• _DATA LINES_
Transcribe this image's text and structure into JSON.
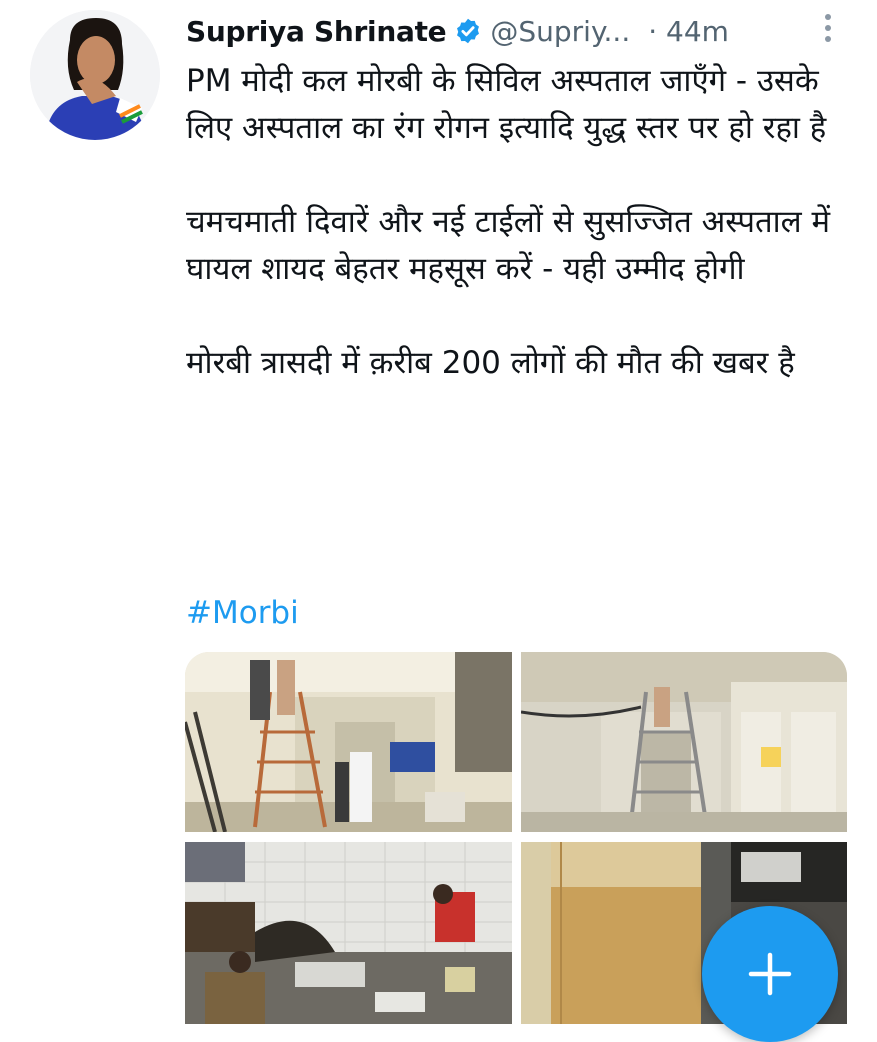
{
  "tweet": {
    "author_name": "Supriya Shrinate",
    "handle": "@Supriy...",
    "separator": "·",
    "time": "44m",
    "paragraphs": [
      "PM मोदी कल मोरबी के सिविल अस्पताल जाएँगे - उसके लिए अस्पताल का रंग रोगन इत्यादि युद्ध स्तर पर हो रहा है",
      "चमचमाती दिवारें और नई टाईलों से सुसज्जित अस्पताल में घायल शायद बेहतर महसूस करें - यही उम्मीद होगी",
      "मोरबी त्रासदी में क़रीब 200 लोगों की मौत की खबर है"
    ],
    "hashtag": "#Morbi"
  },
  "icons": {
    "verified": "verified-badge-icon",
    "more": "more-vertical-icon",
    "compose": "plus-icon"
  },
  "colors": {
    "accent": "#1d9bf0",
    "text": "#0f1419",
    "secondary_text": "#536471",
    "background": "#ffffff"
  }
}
--
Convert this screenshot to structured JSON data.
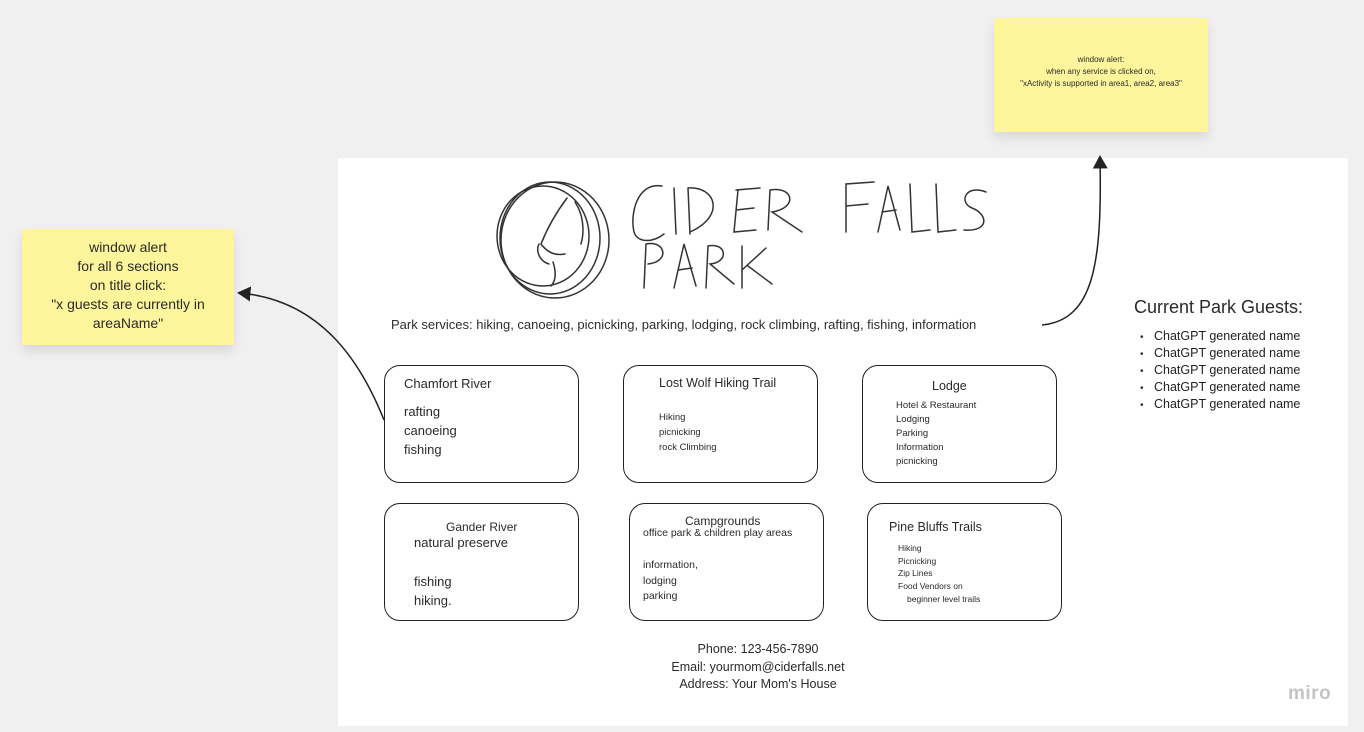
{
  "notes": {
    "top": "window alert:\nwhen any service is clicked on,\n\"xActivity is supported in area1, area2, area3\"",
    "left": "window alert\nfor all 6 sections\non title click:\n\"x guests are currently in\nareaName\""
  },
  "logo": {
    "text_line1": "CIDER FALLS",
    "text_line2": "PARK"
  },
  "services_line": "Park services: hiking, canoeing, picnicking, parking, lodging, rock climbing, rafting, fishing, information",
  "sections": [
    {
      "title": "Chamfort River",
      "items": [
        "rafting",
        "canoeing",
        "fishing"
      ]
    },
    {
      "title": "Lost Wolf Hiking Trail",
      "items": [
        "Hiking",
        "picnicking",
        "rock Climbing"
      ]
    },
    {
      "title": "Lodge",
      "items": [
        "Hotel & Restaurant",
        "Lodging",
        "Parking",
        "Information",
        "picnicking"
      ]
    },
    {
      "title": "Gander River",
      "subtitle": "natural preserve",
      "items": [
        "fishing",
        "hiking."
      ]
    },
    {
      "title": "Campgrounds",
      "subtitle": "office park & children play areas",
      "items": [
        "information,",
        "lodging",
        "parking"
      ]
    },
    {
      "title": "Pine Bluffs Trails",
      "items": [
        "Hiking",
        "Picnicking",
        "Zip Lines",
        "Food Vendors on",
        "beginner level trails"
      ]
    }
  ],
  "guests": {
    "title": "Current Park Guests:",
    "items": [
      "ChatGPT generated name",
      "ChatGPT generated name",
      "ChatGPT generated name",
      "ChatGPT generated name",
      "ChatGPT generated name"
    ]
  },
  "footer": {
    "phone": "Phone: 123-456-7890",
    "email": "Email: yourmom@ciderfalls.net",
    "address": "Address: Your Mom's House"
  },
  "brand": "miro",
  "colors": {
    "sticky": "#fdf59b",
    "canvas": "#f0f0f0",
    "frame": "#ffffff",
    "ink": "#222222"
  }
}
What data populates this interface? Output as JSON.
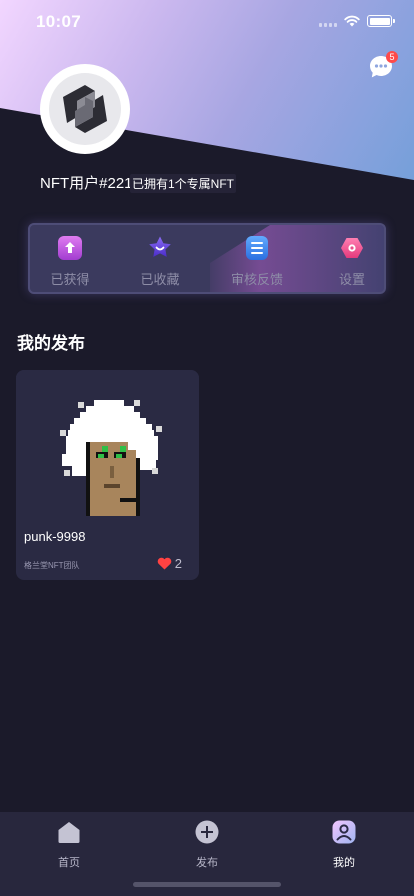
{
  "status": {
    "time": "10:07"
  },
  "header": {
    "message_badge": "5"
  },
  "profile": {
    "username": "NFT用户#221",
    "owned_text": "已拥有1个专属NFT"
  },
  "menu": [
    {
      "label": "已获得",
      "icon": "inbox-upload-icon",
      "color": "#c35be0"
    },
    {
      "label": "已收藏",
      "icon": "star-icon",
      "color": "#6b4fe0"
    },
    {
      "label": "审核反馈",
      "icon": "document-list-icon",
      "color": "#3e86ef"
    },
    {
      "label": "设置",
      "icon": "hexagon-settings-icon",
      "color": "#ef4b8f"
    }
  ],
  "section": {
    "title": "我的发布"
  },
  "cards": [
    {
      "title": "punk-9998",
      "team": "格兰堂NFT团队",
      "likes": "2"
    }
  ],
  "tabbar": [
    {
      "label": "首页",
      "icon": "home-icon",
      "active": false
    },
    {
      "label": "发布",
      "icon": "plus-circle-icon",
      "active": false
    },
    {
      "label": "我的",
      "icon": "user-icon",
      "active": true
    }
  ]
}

• _WHAT YOU WILL DO_
Extract every line of the records above that contains the word "label".

• _SOLUTION BELOW_
      "label": "已获得",
      "label": "已收藏",
      "label": "审核反馈",
      "label": "设置",
      "label": "首页",
      "label": "发布",
      "label": "我的",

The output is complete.